- [EXTRACTED TEXT]
Disposable vapes create a new environmental problem

Single use vapes, the facts
Very tempting, colour and taste

It is well worth listening to the varied concerns from Greenpeace about how society is polluting the environment with ever new gadgets. Vapes were hailed by smokers as the best way to transition from smoking to stopping it or to avoid even starting. Manufacturers immediately saw their chance: the possibility of making money by developing single use vapes with different tastes when puffing and of course making them look attractive to children with the varied colour scheme.

Greenpeace is mostly concerned with the disposable single use vapes: "Two vapes are thrown away every second in the UK, 1.3 million disposable vapes each week, enough waste to fill 22 football pitches. It needs to be tackled. 110,000 people so far have signed the petition to ban single use vapes."

Forty countries have already banned or restricted them. According to Greenpeace: "3/4 of Brits think they should be banned. Single disposable vapes have now become an unwanted symbol of today's throwaway culture."

- [SET OF TASKS]
A – Quote the passage on disposable vapes from "It is well worth" to "varied colour scheme.".
B – Write the next part of the piece on disposable vapes, picking up after its final sentence.

- [MATERIAL PROVIDED]

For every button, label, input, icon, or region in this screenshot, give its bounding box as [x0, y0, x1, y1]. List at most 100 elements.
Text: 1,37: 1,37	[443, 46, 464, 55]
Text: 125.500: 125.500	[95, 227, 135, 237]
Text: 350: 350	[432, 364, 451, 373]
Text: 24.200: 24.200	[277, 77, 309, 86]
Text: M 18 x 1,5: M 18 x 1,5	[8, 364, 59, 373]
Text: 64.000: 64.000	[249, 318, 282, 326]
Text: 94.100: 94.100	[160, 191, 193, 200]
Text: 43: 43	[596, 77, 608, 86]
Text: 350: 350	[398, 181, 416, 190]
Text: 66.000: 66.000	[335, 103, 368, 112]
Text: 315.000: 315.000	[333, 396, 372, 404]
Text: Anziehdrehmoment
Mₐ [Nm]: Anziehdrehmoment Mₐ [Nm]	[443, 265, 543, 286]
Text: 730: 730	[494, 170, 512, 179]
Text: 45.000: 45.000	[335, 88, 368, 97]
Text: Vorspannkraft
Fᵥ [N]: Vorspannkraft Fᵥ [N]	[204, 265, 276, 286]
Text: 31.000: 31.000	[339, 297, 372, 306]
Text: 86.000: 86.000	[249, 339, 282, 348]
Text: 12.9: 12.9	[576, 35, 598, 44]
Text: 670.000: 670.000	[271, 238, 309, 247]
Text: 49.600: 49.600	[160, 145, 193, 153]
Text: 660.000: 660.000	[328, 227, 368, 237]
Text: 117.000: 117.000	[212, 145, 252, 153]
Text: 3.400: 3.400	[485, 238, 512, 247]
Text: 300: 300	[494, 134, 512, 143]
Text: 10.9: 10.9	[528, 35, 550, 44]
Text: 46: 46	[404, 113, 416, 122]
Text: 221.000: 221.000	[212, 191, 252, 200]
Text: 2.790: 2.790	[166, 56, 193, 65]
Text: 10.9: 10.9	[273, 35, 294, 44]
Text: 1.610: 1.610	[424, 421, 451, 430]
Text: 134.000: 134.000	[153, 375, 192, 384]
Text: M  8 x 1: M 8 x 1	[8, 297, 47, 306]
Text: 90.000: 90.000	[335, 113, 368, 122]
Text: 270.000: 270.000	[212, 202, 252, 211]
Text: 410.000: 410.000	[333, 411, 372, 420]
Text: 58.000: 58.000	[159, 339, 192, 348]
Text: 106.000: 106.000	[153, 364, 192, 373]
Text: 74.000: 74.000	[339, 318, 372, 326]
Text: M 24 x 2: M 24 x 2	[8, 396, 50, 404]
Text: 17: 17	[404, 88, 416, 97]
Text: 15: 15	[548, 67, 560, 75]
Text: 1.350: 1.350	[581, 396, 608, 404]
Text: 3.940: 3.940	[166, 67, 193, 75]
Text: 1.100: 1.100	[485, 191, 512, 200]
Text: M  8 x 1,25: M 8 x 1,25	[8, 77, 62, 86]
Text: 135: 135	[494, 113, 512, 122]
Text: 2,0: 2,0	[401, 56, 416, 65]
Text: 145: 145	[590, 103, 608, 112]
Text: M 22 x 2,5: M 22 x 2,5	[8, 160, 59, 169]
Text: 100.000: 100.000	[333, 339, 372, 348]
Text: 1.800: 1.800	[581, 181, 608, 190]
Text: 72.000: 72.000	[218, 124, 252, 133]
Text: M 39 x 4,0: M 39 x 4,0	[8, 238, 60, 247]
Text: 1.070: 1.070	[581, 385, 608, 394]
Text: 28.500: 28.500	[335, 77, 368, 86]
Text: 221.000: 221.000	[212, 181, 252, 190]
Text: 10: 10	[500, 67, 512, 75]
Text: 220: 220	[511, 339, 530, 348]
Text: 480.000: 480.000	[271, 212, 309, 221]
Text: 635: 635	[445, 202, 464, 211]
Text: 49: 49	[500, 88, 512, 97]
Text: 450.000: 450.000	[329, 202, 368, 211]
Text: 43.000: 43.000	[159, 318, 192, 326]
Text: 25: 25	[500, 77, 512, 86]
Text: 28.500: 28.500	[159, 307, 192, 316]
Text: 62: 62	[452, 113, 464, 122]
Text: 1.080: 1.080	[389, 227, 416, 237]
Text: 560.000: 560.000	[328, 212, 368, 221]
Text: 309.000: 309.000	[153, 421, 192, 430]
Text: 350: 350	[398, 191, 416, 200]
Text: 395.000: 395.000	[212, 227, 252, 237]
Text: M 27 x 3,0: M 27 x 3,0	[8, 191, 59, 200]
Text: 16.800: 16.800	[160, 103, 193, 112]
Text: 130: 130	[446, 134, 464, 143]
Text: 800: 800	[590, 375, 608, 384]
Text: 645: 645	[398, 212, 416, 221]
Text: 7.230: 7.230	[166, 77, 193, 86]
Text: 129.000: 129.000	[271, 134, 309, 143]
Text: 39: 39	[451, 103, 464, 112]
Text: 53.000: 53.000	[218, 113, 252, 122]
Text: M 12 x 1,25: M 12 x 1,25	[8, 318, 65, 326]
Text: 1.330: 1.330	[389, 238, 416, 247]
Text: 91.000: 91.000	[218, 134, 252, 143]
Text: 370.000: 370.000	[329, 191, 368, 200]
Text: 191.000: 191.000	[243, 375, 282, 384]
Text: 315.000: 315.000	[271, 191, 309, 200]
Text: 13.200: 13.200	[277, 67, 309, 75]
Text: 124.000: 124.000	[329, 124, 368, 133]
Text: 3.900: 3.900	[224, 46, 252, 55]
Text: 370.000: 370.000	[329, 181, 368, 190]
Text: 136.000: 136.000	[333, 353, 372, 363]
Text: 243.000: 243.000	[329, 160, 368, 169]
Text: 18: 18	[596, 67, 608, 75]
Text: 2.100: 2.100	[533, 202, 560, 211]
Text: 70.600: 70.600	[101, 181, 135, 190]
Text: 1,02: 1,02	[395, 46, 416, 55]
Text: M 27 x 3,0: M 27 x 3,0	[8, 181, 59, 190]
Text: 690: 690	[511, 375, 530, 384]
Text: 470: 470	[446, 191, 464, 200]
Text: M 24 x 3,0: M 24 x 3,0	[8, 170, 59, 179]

- [PER-TASK ANSWERS]
A –
It is well worth listening to the varied concerns from Greenpeace about how society is polluting the environment with ever new gadgets. Vapes were hailed by smokers as the best way to transition from smoking to stopping it or to avoid even starting. Manufacturers immediately saw their chance: the possibility of making money by developing single use vapes with different tastes when puffing and of course making them look attractive to children with the varied colour scheme.

B –
A government ban is urgently needed of this wasteful product. Why call for a ban? "For one thing it does not make sense to keep flooding the market with single disposable vapes (600 puffs) when we have already reusable alternatives," Greenpeace states. In addition: "They are made from plastic, planet-wrecking oil."

Vapes are electronic devices so they can't be recycled with normal household waste and have even caused fires in bin lorries and at waste management centres.

It might be worth asking what other piece of technology is designed to be thrown away after one use.